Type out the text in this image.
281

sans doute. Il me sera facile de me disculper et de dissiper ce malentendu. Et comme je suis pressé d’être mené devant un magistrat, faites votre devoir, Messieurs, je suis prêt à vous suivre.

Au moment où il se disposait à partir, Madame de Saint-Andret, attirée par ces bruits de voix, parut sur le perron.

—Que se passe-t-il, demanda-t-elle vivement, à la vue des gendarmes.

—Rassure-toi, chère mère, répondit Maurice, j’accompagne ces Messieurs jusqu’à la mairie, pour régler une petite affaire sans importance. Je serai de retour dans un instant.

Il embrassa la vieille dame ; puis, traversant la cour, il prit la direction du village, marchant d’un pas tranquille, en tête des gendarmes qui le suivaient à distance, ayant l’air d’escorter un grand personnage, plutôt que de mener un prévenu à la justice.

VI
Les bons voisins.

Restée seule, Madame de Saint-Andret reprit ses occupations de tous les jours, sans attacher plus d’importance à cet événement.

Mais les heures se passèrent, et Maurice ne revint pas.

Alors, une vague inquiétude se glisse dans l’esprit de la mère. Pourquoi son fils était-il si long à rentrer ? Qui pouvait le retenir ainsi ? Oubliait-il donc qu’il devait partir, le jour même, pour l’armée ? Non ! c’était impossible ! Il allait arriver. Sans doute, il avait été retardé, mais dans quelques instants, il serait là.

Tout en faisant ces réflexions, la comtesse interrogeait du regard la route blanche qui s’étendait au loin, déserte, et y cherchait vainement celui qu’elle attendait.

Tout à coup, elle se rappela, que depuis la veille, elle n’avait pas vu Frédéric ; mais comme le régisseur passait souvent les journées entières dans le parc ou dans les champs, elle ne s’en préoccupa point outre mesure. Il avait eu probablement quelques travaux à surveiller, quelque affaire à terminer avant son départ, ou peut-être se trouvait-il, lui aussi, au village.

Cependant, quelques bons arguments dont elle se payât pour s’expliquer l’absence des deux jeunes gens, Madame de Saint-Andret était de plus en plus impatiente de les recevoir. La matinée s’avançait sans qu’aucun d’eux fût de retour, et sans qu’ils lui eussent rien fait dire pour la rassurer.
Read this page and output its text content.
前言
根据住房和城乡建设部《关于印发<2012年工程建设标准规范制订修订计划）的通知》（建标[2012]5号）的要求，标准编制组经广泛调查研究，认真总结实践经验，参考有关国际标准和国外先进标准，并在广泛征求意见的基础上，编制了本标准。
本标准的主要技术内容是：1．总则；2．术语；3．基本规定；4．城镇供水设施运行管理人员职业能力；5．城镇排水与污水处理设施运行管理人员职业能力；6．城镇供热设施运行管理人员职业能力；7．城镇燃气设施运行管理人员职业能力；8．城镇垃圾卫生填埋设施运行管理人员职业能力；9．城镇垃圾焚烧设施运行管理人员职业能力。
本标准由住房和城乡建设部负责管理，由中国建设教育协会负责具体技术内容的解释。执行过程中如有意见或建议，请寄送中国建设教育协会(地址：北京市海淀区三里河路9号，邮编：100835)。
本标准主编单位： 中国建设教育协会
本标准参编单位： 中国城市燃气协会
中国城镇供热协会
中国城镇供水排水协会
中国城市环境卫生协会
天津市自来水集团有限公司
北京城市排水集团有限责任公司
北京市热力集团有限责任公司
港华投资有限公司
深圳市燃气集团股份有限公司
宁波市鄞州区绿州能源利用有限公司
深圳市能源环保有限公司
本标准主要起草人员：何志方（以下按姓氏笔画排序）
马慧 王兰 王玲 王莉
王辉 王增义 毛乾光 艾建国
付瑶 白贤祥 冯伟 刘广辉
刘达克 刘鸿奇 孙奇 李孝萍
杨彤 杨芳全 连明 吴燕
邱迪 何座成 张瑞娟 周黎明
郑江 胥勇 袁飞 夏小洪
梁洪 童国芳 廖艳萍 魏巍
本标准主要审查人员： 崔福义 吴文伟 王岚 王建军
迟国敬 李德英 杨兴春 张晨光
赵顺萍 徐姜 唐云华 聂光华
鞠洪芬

Exercise requirements —
Tally the lines in the records above that contain the word "gendarmes", and give only that number.

Problem solution —
2